- PROBLEM
Could every line of the data be printed exactly as it reads?

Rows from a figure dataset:
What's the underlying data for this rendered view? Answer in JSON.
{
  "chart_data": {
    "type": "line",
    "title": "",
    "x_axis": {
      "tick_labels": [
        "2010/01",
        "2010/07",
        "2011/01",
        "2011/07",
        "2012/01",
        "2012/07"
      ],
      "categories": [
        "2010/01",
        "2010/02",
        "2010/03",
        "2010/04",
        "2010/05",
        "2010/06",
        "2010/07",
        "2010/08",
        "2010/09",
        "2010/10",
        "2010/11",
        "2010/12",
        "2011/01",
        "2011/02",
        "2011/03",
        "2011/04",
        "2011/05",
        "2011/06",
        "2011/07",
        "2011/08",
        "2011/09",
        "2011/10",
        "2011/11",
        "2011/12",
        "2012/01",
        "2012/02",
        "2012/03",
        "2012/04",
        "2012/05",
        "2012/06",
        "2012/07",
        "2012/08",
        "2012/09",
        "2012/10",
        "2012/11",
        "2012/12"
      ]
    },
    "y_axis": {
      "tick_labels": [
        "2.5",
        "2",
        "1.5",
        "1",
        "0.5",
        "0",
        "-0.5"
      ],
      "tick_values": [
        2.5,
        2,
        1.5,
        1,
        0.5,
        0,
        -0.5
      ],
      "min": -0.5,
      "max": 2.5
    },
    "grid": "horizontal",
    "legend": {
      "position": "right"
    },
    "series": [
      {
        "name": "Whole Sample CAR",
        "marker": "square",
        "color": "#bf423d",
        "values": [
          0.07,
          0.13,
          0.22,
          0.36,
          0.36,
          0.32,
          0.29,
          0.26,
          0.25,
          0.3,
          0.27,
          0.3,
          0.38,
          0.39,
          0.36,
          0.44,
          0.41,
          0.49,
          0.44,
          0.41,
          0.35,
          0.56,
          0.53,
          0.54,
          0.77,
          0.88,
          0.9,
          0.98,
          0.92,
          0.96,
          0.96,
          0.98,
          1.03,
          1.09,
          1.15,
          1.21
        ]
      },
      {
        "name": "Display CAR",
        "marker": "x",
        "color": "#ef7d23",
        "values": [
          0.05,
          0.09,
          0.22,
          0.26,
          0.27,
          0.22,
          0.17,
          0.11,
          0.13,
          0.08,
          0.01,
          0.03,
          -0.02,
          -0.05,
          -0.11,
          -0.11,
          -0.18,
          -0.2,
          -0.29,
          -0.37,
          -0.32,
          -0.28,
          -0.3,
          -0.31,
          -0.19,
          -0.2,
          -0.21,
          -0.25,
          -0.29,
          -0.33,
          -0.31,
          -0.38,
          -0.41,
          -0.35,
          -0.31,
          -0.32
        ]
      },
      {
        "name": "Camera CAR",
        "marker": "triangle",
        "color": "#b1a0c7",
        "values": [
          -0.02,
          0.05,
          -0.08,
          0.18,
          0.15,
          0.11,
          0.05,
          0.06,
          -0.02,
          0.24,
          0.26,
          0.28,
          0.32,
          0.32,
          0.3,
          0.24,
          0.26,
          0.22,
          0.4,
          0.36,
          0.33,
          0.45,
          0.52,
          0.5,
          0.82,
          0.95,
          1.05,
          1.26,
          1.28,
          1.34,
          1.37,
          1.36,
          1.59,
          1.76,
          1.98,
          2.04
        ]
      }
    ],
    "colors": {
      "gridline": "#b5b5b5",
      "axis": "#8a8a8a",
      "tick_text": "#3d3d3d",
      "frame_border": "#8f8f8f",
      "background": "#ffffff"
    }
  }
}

- SOLUTION BELOW
What's the underlying data for this rendered view? Answer in JSON.
{
  "chart_data": {
    "type": "line",
    "title": "",
    "x_axis": {
      "tick_labels": [
        "2010/01",
        "2010/07",
        "2011/01",
        "2011/07",
        "2012/01",
        "2012/07"
      ],
      "categories": [
        "2010/01",
        "2010/02",
        "2010/03",
        "2010/04",
        "2010/05",
        "2010/06",
        "2010/07",
        "2010/08",
        "2010/09",
        "2010/10",
        "2010/11",
        "2010/12",
        "2011/01",
        "2011/02",
        "2011/03",
        "2011/04",
        "2011/05",
        "2011/06",
        "2011/07",
        "2011/08",
        "2011/09",
        "2011/10",
        "2011/11",
        "2011/12",
        "2012/01",
        "2012/02",
        "2012/03",
        "2012/04",
        "2012/05",
        "2012/06",
        "2012/07",
        "2012/08",
        "2012/09",
        "2012/10",
        "2012/11",
        "2012/12"
      ]
    },
    "y_axis": {
      "tick_labels": [
        "2.5",
        "2",
        "1.5",
        "1",
        "0.5",
        "0",
        "-0.5"
      ],
      "tick_values": [
        2.5,
        2,
        1.5,
        1,
        0.5,
        0,
        -0.5
      ],
      "min": -0.5,
      "max": 2.5
    },
    "grid": "horizontal",
    "legend": {
      "position": "right"
    },
    "series": [
      {
        "name": "Whole Sample CAR",
        "marker": "square",
        "color": "#bf423d",
        "values": [
          0.07,
          0.13,
          0.22,
          0.36,
          0.36,
          0.32,
          0.29,
          0.26,
          0.25,
          0.3,
          0.27,
          0.3,
          0.38,
          0.39,
          0.36,
          0.44,
          0.41,
          0.49,
          0.44,
          0.41,
          0.35,
          0.56,
          0.53,
          0.54,
          0.77,
          0.88,
          0.9,
          0.98,
          0.92,
          0.96,
          0.96,
          0.98,
          1.03,
          1.09,
          1.15,
          1.21
        ]
      },
      {
        "name": "Display CAR",
        "marker": "x",
        "color": "#ef7d23",
        "values": [
          0.05,
          0.09,
          0.22,
          0.26,
          0.27,
          0.22,
          0.17,
          0.11,
          0.13,
          0.08,
          0.01,
          0.03,
          -0.02,
          -0.05,
          -0.11,
          -0.11,
          -0.18,
          -0.2,
          -0.29,
          -0.37,
          -0.32,
          -0.28,
          -0.3,
          -0.31,
          -0.19,
          -0.2,
          -0.21,
          -0.25,
          -0.29,
          -0.33,
          -0.31,
          -0.38,
          -0.41,
          -0.35,
          -0.31,
          -0.32
        ]
      },
      {
        "name": "Camera CAR",
        "marker": "triangle",
        "color": "#b1a0c7",
        "values": [
          -0.02,
          0.05,
          -0.08,
          0.18,
          0.15,
          0.11,
          0.05,
          0.06,
          -0.02,
          0.24,
          0.26,
          0.28,
          0.32,
          0.32,
          0.3,
          0.24,
          0.26,
          0.22,
          0.4,
          0.36,
          0.33,
          0.45,
          0.52,
          0.5,
          0.82,
          0.95,
          1.05,
          1.26,
          1.28,
          1.34,
          1.37,
          1.36,
          1.59,
          1.76,
          1.98,
          2.04
        ]
      }
    ],
    "colors": {
      "gridline": "#b5b5b5",
      "axis": "#8a8a8a",
      "tick_text": "#3d3d3d",
      "frame_border": "#8f8f8f",
      "background": "#ffffff"
    }
  }
}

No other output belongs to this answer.